**AIM:** Omit every picture and output the rest of the records exactly as they are.

**DATA TO PROCESS:**
-=-=-=-=-
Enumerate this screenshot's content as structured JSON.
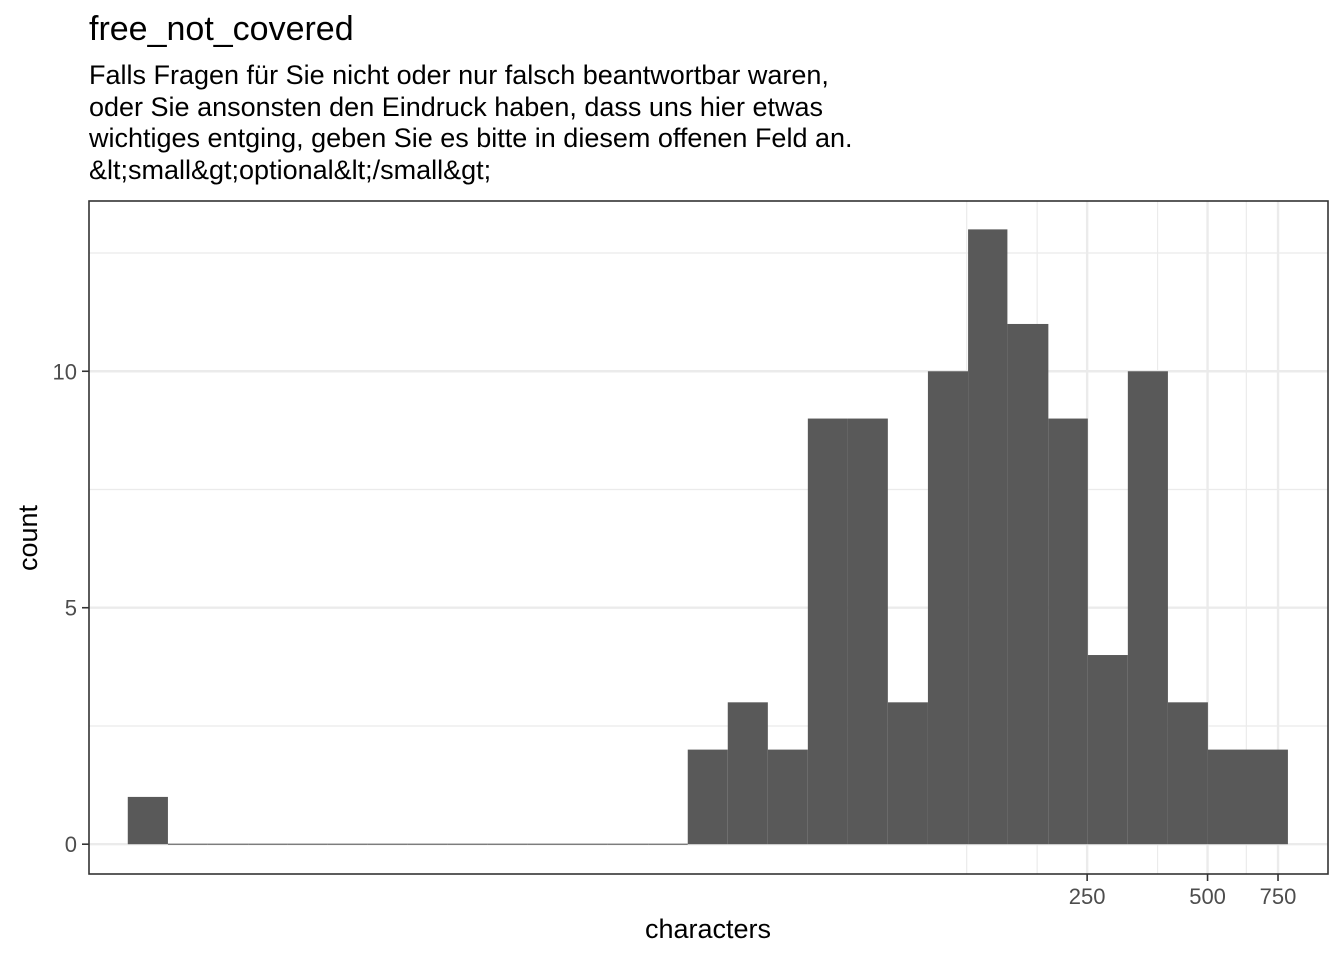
{
  "chart_data": {
    "type": "bar",
    "title": "free_not_covered",
    "subtitle_lines": [
      "Falls Fragen für Sie nicht oder nur falsch beantwortbar waren,",
      "oder Sie ansonsten den Eindruck haben, dass uns hier etwas",
      "wichtiges entging, geben Sie es bitte in diesem offenen Feld an.",
      "&lt;small&gt;optional&lt;/small&gt;"
    ],
    "xlabel": "characters",
    "ylabel": "count",
    "x_scale": "log10",
    "xlim": [
      0.8,
      1000
    ],
    "ylim": [
      -0.63,
      13.6
    ],
    "x_ticks": [
      250,
      500,
      750
    ],
    "x_tick_labels": [
      "250",
      "500",
      "750"
    ],
    "x_minor_gridlines": [
      125,
      187.5,
      375,
      625
    ],
    "y_ticks": [
      0,
      5,
      10
    ],
    "y_tick_labels": [
      "0",
      "5",
      "10"
    ],
    "y_minor_gridlines": [
      2.5,
      7.5,
      12.5
    ],
    "bins": [
      {
        "x_from": 1.0,
        "x_to": 1.26,
        "count": 1
      },
      {
        "x_from": 1.26,
        "x_to": 1.58,
        "count": 0
      },
      {
        "x_from": 1.58,
        "x_to": 2.0,
        "count": 0
      },
      {
        "x_from": 2.0,
        "x_to": 2.51,
        "count": 0
      },
      {
        "x_from": 2.51,
        "x_to": 3.16,
        "count": 0
      },
      {
        "x_from": 3.16,
        "x_to": 3.98,
        "count": 0
      },
      {
        "x_from": 3.98,
        "x_to": 5.01,
        "count": 0
      },
      {
        "x_from": 5.01,
        "x_to": 6.31,
        "count": 0
      },
      {
        "x_from": 6.31,
        "x_to": 7.94,
        "count": 0
      },
      {
        "x_from": 7.94,
        "x_to": 10.0,
        "count": 0
      },
      {
        "x_from": 10.0,
        "x_to": 12.6,
        "count": 0
      },
      {
        "x_from": 12.6,
        "x_to": 15.8,
        "count": 0
      },
      {
        "x_from": 15.8,
        "x_to": 20.0,
        "count": 0
      },
      {
        "x_from": 20.0,
        "x_to": 25.1,
        "count": 0
      },
      {
        "x_from": 25.1,
        "x_to": 31.6,
        "count": 2
      },
      {
        "x_from": 31.6,
        "x_to": 39.8,
        "count": 3
      },
      {
        "x_from": 39.8,
        "x_to": 50.1,
        "count": 2
      },
      {
        "x_from": 50.1,
        "x_to": 63.1,
        "count": 9
      },
      {
        "x_from": 63.1,
        "x_to": 79.4,
        "count": 9
      },
      {
        "x_from": 79.4,
        "x_to": 100,
        "count": 3
      },
      {
        "x_from": 100,
        "x_to": 126,
        "count": 10
      },
      {
        "x_from": 126,
        "x_to": 158,
        "count": 13
      },
      {
        "x_from": 158,
        "x_to": 200,
        "count": 11
      },
      {
        "x_from": 200,
        "x_to": 251,
        "count": 9
      },
      {
        "x_from": 251,
        "x_to": 316,
        "count": 4
      },
      {
        "x_from": 316,
        "x_to": 398,
        "count": 10
      },
      {
        "x_from": 398,
        "x_to": 501,
        "count": 3
      },
      {
        "x_from": 501,
        "x_to": 631,
        "count": 2
      },
      {
        "x_from": 631,
        "x_to": 794,
        "count": 2
      }
    ],
    "bar_color": "#595959",
    "grid": true,
    "legend": "none"
  }
}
-=-=-=-=-
**EXPECTED ANSWER:**
Enumerate this screenshot's content as structured JSON.
{
  "chart_data": {
    "type": "bar",
    "title": "free_not_covered",
    "subtitle_lines": [
      "Falls Fragen für Sie nicht oder nur falsch beantwortbar waren,",
      "oder Sie ansonsten den Eindruck haben, dass uns hier etwas",
      "wichtiges entging, geben Sie es bitte in diesem offenen Feld an.",
      "&lt;small&gt;optional&lt;/small&gt;"
    ],
    "xlabel": "characters",
    "ylabel": "count",
    "x_scale": "log10",
    "xlim": [
      0.8,
      1000
    ],
    "ylim": [
      -0.63,
      13.6
    ],
    "x_ticks": [
      250,
      500,
      750
    ],
    "x_tick_labels": [
      "250",
      "500",
      "750"
    ],
    "x_minor_gridlines": [
      125,
      187.5,
      375,
      625
    ],
    "y_ticks": [
      0,
      5,
      10
    ],
    "y_tick_labels": [
      "0",
      "5",
      "10"
    ],
    "y_minor_gridlines": [
      2.5,
      7.5,
      12.5
    ],
    "bins": [
      {
        "x_from": 1.0,
        "x_to": 1.26,
        "count": 1
      },
      {
        "x_from": 1.26,
        "x_to": 1.58,
        "count": 0
      },
      {
        "x_from": 1.58,
        "x_to": 2.0,
        "count": 0
      },
      {
        "x_from": 2.0,
        "x_to": 2.51,
        "count": 0
      },
      {
        "x_from": 2.51,
        "x_to": 3.16,
        "count": 0
      },
      {
        "x_from": 3.16,
        "x_to": 3.98,
        "count": 0
      },
      {
        "x_from": 3.98,
        "x_to": 5.01,
        "count": 0
      },
      {
        "x_from": 5.01,
        "x_to": 6.31,
        "count": 0
      },
      {
        "x_from": 6.31,
        "x_to": 7.94,
        "count": 0
      },
      {
        "x_from": 7.94,
        "x_to": 10.0,
        "count": 0
      },
      {
        "x_from": 10.0,
        "x_to": 12.6,
        "count": 0
      },
      {
        "x_from": 12.6,
        "x_to": 15.8,
        "count": 0
      },
      {
        "x_from": 15.8,
        "x_to": 20.0,
        "count": 0
      },
      {
        "x_from": 20.0,
        "x_to": 25.1,
        "count": 0
      },
      {
        "x_from": 25.1,
        "x_to": 31.6,
        "count": 2
      },
      {
        "x_from": 31.6,
        "x_to": 39.8,
        "count": 3
      },
      {
        "x_from": 39.8,
        "x_to": 50.1,
        "count": 2
      },
      {
        "x_from": 50.1,
        "x_to": 63.1,
        "count": 9
      },
      {
        "x_from": 63.1,
        "x_to": 79.4,
        "count": 9
      },
      {
        "x_from": 79.4,
        "x_to": 100,
        "count": 3
      },
      {
        "x_from": 100,
        "x_to": 126,
        "count": 10
      },
      {
        "x_from": 126,
        "x_to": 158,
        "count": 13
      },
      {
        "x_from": 158,
        "x_to": 200,
        "count": 11
      },
      {
        "x_from": 200,
        "x_to": 251,
        "count": 9
      },
      {
        "x_from": 251,
        "x_to": 316,
        "count": 4
      },
      {
        "x_from": 316,
        "x_to": 398,
        "count": 10
      },
      {
        "x_from": 398,
        "x_to": 501,
        "count": 3
      },
      {
        "x_from": 501,
        "x_to": 631,
        "count": 2
      },
      {
        "x_from": 631,
        "x_to": 794,
        "count": 2
      }
    ],
    "bar_color": "#595959",
    "grid": true,
    "legend": "none"
  }
}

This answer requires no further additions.